> _Stated goal_:
Can you output the material exactly as written, minus any pictures it holds?
....................
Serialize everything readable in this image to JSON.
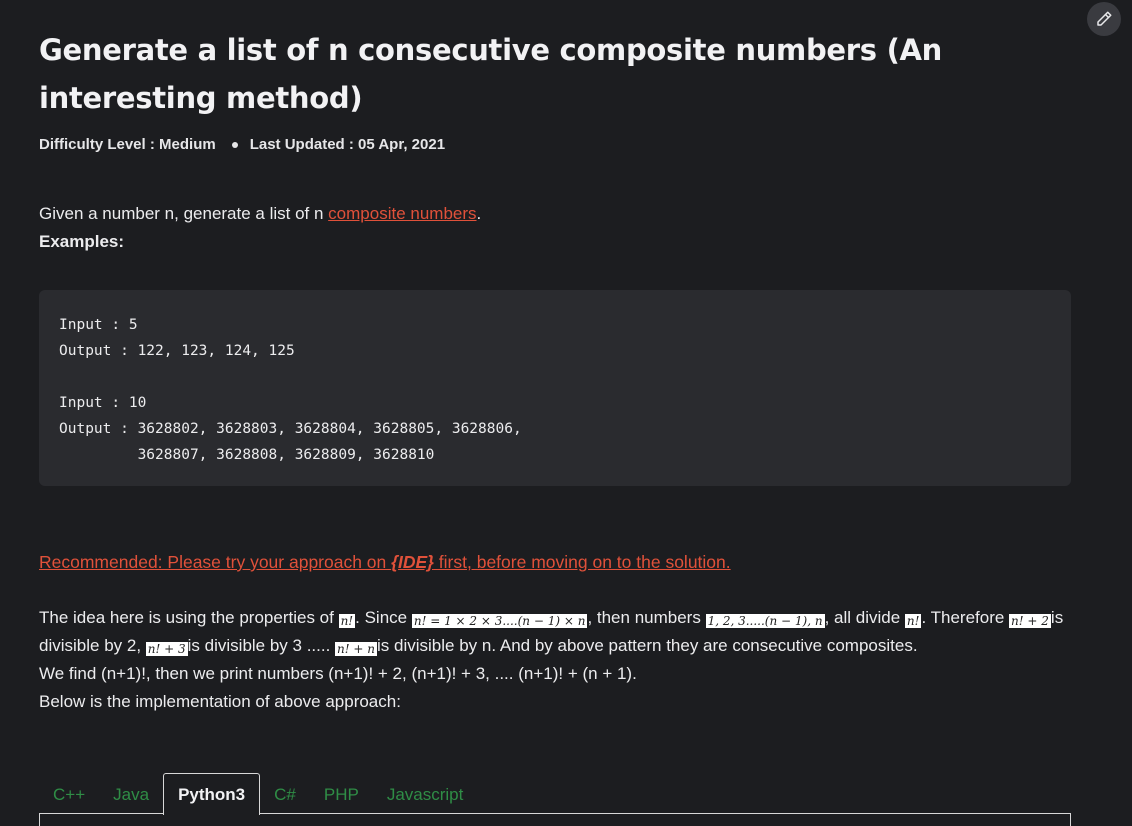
{
  "article": {
    "title": "Generate a list of n consecutive composite numbers (An interesting method)",
    "difficulty": "Difficulty Level : Medium",
    "last_updated": "Last Updated : 05 Apr, 2021",
    "intro_prefix": "Given a number n, generate a list of n ",
    "intro_link": "composite numbers",
    "intro_suffix": ".",
    "examples_label": "Examples:",
    "code_example": "Input : 5\nOutput : 122, 123, 124, 125\n\nInput : 10\nOutput : 3628802, 3628803, 3628804, 3628805, 3628806,\n         3628807, 3628808, 3628809, 3628810",
    "recommend_prefix": "Recommended: Please try your approach on ",
    "recommend_ide": "{IDE}",
    "recommend_suffix": " first, before moving on to the solution.",
    "p1_a": "The idea here is using the properties of ",
    "p1_b": ". Since ",
    "p1_c": ", then numbers ",
    "p1_d": ", all divide ",
    "p1_e": ". Therefore ",
    "p1_f": "is",
    "p1_g": "divisible by 2, ",
    "p1_h": "is divisible by 3 ..... ",
    "p1_i": "is divisible by n. And by above pattern they are consecutive composites.",
    "p2": "We find (n+1)!, then we print numbers (n+1)! + 2, (n+1)! + 3, .... (n+1)! + (n + 1).",
    "p3": "Below is the implementation of above approach:",
    "math": {
      "nfact": "n!",
      "since": "n! = 1 × 2 × 3....(n − 1) × n",
      "numbers": "1, 2, 3.....(n − 1), n",
      "nfact_plus_2": "n! + 2",
      "nfact_plus_3": "n! + 3",
      "nfact_plus_n": "n! + n"
    }
  },
  "tabs": [
    "C++",
    "Java",
    "Python3",
    "C#",
    "PHP",
    "Javascript"
  ],
  "active_tab": "Python3",
  "colors": {
    "link": "#e0513a",
    "tab": "#2f8d46",
    "background": "#1c1d20"
  },
  "icons": {
    "edit": "pencil-icon"
  }
}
....................
> _The solution_:
Serialize everything readable in this image to JSON.
{
  "article": {
    "title": "Generate a list of n consecutive composite numbers (An interesting method)",
    "difficulty": "Difficulty Level : Medium",
    "last_updated": "Last Updated : 05 Apr, 2021",
    "intro_prefix": "Given a number n, generate a list of n ",
    "intro_link": "composite numbers",
    "intro_suffix": ".",
    "examples_label": "Examples:",
    "code_example": "Input : 5\nOutput : 122, 123, 124, 125\n\nInput : 10\nOutput : 3628802, 3628803, 3628804, 3628805, 3628806,\n         3628807, 3628808, 3628809, 3628810",
    "recommend_prefix": "Recommended: Please try your approach on ",
    "recommend_ide": "{IDE}",
    "recommend_suffix": " first, before moving on to the solution.",
    "p1_a": "The idea here is using the properties of ",
    "p1_b": ". Since ",
    "p1_c": ", then numbers ",
    "p1_d": ", all divide ",
    "p1_e": ". Therefore ",
    "p1_f": "is",
    "p1_g": "divisible by 2, ",
    "p1_h": "is divisible by 3 ..... ",
    "p1_i": "is divisible by n. And by above pattern they are consecutive composites.",
    "p2": "We find (n+1)!, then we print numbers (n+1)! + 2, (n+1)! + 3, .... (n+1)! + (n + 1).",
    "p3": "Below is the implementation of above approach:",
    "math": {
      "nfact": "n!",
      "since": "n! = 1 × 2 × 3....(n − 1) × n",
      "numbers": "1, 2, 3.....(n − 1), n",
      "nfact_plus_2": "n! + 2",
      "nfact_plus_3": "n! + 3",
      "nfact_plus_n": "n! + n"
    }
  },
  "tabs": [
    "C++",
    "Java",
    "Python3",
    "C#",
    "PHP",
    "Javascript"
  ],
  "active_tab": "Python3",
  "colors": {
    "link": "#e0513a",
    "tab": "#2f8d46",
    "background": "#1c1d20"
  },
  "icons": {
    "edit": "pencil-icon"
  }
}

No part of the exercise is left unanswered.